PROBLEM TO SOLVE
Will you output the entries below exactly, skipping every image they contain?

Data records

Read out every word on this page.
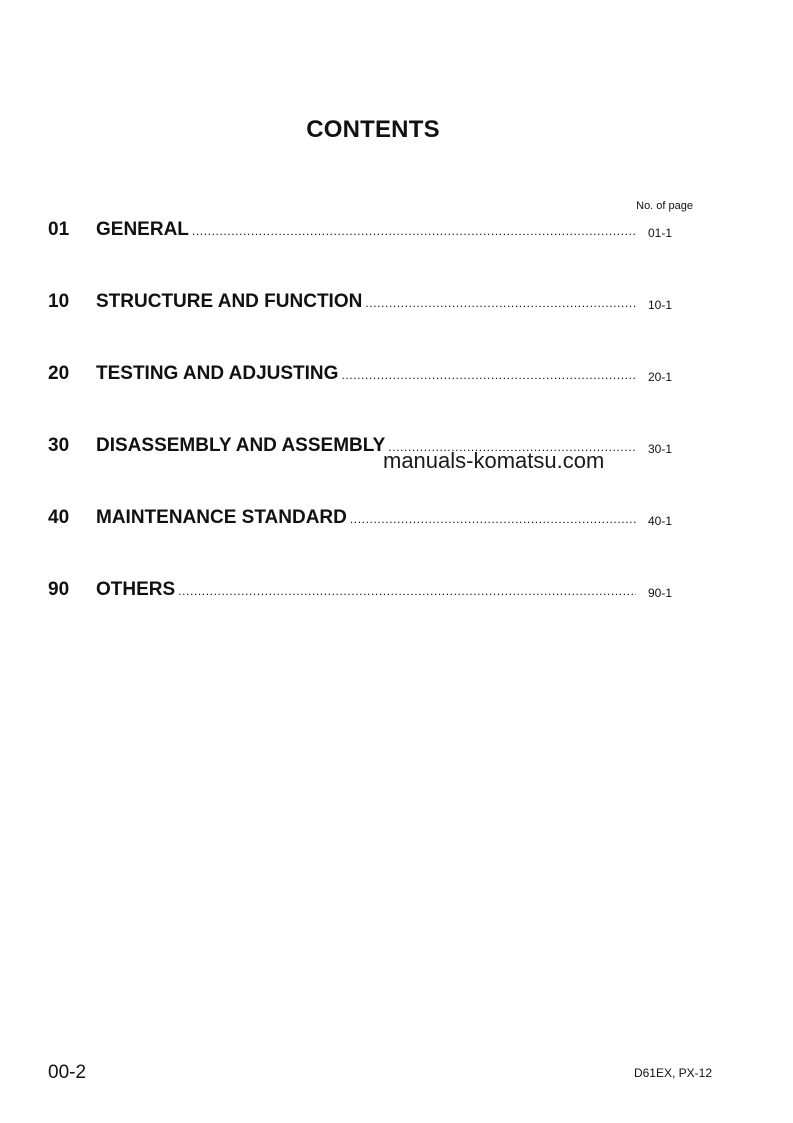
CONTENTS
No. of page
01 GENERAL .....	01-1
10 STRUCTURE AND FUNCTION .....	10-1
20 TESTING AND ADJUSTING .....	20-1
30 DISASSEMBLY AND ASSEMBLY .....	30-1
40 MAINTENANCE STANDARD .....	40-1
90 OTHERS .....	90-1
manuals-komatsu.com
00-2	D61EX, PX-12
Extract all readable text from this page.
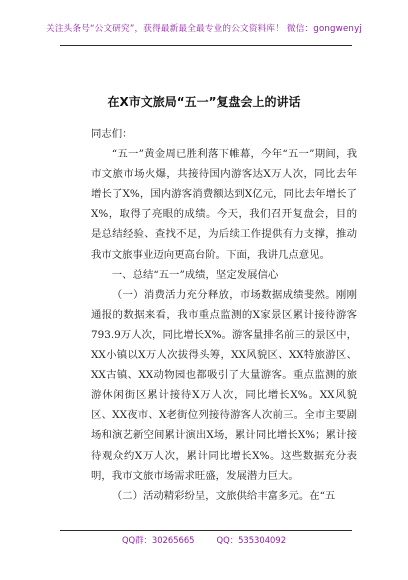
关注头条号“公文研究”，获得最新最全最专业的公文资料库！ 微信：gongwenyj
在X市文旅局“五一”复盘会上的讲话

同志们：

“五一”黄金周已胜利落下帷幕，今年“五一”期间，我市文旅市场火爆，共接待国内游客达X万人次，同比去年增长了X%，国内游客消费额达到X亿元，同比去年增长了X%，取得了亮眼的成绩。今天，我们召开复盘会，目的是总结经验、查找不足，为后续工作提供有力支撑，推动我市文旅事业迈向更高台阶。下面，我讲几点意见。

一、总结“五一”成绩，坚定发展信心

（一）消费活力充分释放，市场数据成绩斐然。刚刚通报的数据来看，我市重点监测的X家景区累计接待游客793.9万人次，同比增长X%。游客量排名前三的景区中，XX小镇以X万人次拔得头筹，XX风貌区、XX特旅游区、XX古镇、XX动物园也都吸引了大量游客。重点监测的旅游休闲街区累计接待X万人次，同比增长X%。XX风貌区、XX夜市、X老街位列接待游客人次前三。全市主要剧场和演艺新空间累计演出X场，累计同比增长X%；累计接待观众约X万人次，累计同比增长X%。这些数据充分表明，我市文旅市场需求旺盛，发展潜力巨大。

（二）活动精彩纷呈，文旅供给丰富多元。在“五

QQ群：30265665	QQ：535304092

WRITTEN SOLUTION
Read out every word on this page.
CONTENTS
No. of page
01 GENERAL .....	01-1
10 STRUCTURE AND FUNCTION .....	10-1
20 TESTING AND ADJUSTING .....	20-1
30 DISASSEMBLY AND ASSEMBLY .....	30-1
40 MAINTENANCE STANDARD .....	40-1
90 OTHERS .....	90-1
manuals-komatsu.com
00-2	D61EX, PX-12
Extract all readable text from this page.
关注头条号“公文研究”，获得最新最全最专业的公文资料库！ 微信：gongwenyj
在X市文旅局“五一”复盘会上的讲话

同志们：

“五一”黄金周已胜利落下帷幕，今年“五一”期间，我市文旅市场火爆，共接待国内游客达X万人次，同比去年增长了X%，国内游客消费额达到X亿元，同比去年增长了X%，取得了亮眼的成绩。今天，我们召开复盘会，目的是总结经验、查找不足，为后续工作提供有力支撑，推动我市文旅事业迈向更高台阶。下面，我讲几点意见。

一、总结“五一”成绩，坚定发展信心

（一）消费活力充分释放，市场数据成绩斐然。刚刚通报的数据来看，我市重点监测的X家景区累计接待游客793.9万人次，同比增长X%。游客量排名前三的景区中，XX小镇以X万人次拔得头筹，XX风貌区、XX特旅游区、XX古镇、XX动物园也都吸引了大量游客。重点监测的旅游休闲街区累计接待X万人次，同比增长X%。XX风貌区、XX夜市、X老街位列接待游客人次前三。全市主要剧场和演艺新空间累计演出X场，累计同比增长X%；累计接待观众约X万人次，累计同比增长X%。这些数据充分表明，我市文旅市场需求旺盛，发展潜力巨大。

（二）活动精彩纷呈，文旅供给丰富多元。在“五

QQ群：30265665	QQ：535304092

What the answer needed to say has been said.